SUPPLIED MATERIAL:
####################
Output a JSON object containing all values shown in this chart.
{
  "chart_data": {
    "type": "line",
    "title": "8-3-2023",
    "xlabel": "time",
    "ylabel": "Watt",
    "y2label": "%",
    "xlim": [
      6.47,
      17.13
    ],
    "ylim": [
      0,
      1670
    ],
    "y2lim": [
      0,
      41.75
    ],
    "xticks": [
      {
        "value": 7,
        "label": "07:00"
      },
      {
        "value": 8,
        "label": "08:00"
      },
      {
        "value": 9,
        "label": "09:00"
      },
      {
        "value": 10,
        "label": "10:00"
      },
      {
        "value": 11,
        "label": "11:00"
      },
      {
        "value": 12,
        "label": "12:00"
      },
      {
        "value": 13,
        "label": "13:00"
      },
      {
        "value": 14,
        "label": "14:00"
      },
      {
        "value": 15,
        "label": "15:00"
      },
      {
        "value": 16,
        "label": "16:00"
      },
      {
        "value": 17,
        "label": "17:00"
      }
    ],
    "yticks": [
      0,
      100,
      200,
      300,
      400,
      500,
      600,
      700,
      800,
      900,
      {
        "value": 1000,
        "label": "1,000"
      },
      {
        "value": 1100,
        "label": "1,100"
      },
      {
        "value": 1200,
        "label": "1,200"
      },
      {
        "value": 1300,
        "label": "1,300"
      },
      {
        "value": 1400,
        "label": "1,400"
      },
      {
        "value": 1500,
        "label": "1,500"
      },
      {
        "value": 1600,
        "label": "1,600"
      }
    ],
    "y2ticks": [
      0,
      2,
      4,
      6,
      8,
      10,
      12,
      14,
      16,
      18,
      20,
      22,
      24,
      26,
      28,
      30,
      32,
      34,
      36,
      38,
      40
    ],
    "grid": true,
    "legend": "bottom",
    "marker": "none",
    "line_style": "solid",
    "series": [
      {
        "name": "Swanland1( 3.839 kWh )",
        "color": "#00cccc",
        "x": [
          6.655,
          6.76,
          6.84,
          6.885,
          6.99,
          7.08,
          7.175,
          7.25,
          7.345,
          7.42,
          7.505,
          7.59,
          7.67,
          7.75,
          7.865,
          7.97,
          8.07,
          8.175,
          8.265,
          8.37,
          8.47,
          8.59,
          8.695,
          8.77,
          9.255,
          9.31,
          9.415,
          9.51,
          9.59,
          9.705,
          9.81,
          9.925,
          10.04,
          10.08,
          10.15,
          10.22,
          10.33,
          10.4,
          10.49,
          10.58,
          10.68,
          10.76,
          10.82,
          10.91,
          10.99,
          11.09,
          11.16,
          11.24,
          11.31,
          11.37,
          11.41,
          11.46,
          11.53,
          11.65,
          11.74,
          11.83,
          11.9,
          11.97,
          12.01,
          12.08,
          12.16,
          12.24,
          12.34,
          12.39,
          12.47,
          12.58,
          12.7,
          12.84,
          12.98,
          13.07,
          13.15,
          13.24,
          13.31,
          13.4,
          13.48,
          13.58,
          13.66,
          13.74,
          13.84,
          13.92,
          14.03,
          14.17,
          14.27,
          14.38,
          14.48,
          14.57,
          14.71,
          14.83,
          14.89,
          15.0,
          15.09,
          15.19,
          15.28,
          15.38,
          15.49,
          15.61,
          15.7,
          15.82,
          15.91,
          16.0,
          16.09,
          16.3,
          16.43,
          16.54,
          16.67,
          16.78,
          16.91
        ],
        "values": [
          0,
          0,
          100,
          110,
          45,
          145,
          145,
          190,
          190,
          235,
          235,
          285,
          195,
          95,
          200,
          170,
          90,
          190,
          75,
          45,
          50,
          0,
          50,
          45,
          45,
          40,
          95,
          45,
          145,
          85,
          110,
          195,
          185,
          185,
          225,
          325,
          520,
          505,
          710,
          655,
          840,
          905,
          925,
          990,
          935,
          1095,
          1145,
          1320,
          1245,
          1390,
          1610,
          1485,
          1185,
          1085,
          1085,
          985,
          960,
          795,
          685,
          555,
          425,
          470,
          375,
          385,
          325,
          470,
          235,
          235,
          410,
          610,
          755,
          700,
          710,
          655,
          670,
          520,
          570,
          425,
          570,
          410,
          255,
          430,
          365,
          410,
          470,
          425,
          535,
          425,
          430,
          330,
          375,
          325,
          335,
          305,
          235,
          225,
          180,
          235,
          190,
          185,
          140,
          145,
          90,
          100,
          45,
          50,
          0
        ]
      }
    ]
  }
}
####################
EXERCISE OBJECTIVE:
From the records above, extract every line exactly as it stands.

EXPECTED OUTPUT:
Output a JSON object containing all values shown in this chart.
{
  "chart_data": {
    "type": "line",
    "title": "8-3-2023",
    "xlabel": "time",
    "ylabel": "Watt",
    "y2label": "%",
    "xlim": [
      6.47,
      17.13
    ],
    "ylim": [
      0,
      1670
    ],
    "y2lim": [
      0,
      41.75
    ],
    "xticks": [
      {
        "value": 7,
        "label": "07:00"
      },
      {
        "value": 8,
        "label": "08:00"
      },
      {
        "value": 9,
        "label": "09:00"
      },
      {
        "value": 10,
        "label": "10:00"
      },
      {
        "value": 11,
        "label": "11:00"
      },
      {
        "value": 12,
        "label": "12:00"
      },
      {
        "value": 13,
        "label": "13:00"
      },
      {
        "value": 14,
        "label": "14:00"
      },
      {
        "value": 15,
        "label": "15:00"
      },
      {
        "value": 16,
        "label": "16:00"
      },
      {
        "value": 17,
        "label": "17:00"
      }
    ],
    "yticks": [
      0,
      100,
      200,
      300,
      400,
      500,
      600,
      700,
      800,
      900,
      {
        "value": 1000,
        "label": "1,000"
      },
      {
        "value": 1100,
        "label": "1,100"
      },
      {
        "value": 1200,
        "label": "1,200"
      },
      {
        "value": 1300,
        "label": "1,300"
      },
      {
        "value": 1400,
        "label": "1,400"
      },
      {
        "value": 1500,
        "label": "1,500"
      },
      {
        "value": 1600,
        "label": "1,600"
      }
    ],
    "y2ticks": [
      0,
      2,
      4,
      6,
      8,
      10,
      12,
      14,
      16,
      18,
      20,
      22,
      24,
      26,
      28,
      30,
      32,
      34,
      36,
      38,
      40
    ],
    "grid": true,
    "legend": "bottom",
    "marker": "none",
    "line_style": "solid",
    "series": [
      {
        "name": "Swanland1( 3.839 kWh )",
        "color": "#00cccc",
        "x": [
          6.655,
          6.76,
          6.84,
          6.885,
          6.99,
          7.08,
          7.175,
          7.25,
          7.345,
          7.42,
          7.505,
          7.59,
          7.67,
          7.75,
          7.865,
          7.97,
          8.07,
          8.175,
          8.265,
          8.37,
          8.47,
          8.59,
          8.695,
          8.77,
          9.255,
          9.31,
          9.415,
          9.51,
          9.59,
          9.705,
          9.81,
          9.925,
          10.04,
          10.08,
          10.15,
          10.22,
          10.33,
          10.4,
          10.49,
          10.58,
          10.68,
          10.76,
          10.82,
          10.91,
          10.99,
          11.09,
          11.16,
          11.24,
          11.31,
          11.37,
          11.41,
          11.46,
          11.53,
          11.65,
          11.74,
          11.83,
          11.9,
          11.97,
          12.01,
          12.08,
          12.16,
          12.24,
          12.34,
          12.39,
          12.47,
          12.58,
          12.7,
          12.84,
          12.98,
          13.07,
          13.15,
          13.24,
          13.31,
          13.4,
          13.48,
          13.58,
          13.66,
          13.74,
          13.84,
          13.92,
          14.03,
          14.17,
          14.27,
          14.38,
          14.48,
          14.57,
          14.71,
          14.83,
          14.89,
          15.0,
          15.09,
          15.19,
          15.28,
          15.38,
          15.49,
          15.61,
          15.7,
          15.82,
          15.91,
          16.0,
          16.09,
          16.3,
          16.43,
          16.54,
          16.67,
          16.78,
          16.91
        ],
        "values": [
          0,
          0,
          100,
          110,
          45,
          145,
          145,
          190,
          190,
          235,
          235,
          285,
          195,
          95,
          200,
          170,
          90,
          190,
          75,
          45,
          50,
          0,
          50,
          45,
          45,
          40,
          95,
          45,
          145,
          85,
          110,
          195,
          185,
          185,
          225,
          325,
          520,
          505,
          710,
          655,
          840,
          905,
          925,
          990,
          935,
          1095,
          1145,
          1320,
          1245,
          1390,
          1610,
          1485,
          1185,
          1085,
          1085,
          985,
          960,
          795,
          685,
          555,
          425,
          470,
          375,
          385,
          325,
          470,
          235,
          235,
          410,
          610,
          755,
          700,
          710,
          655,
          670,
          520,
          570,
          425,
          570,
          410,
          255,
          430,
          365,
          410,
          470,
          425,
          535,
          425,
          430,
          330,
          375,
          325,
          335,
          305,
          235,
          225,
          180,
          235,
          190,
          185,
          140,
          145,
          90,
          100,
          45,
          50,
          0
        ]
      }
    ]
  }
}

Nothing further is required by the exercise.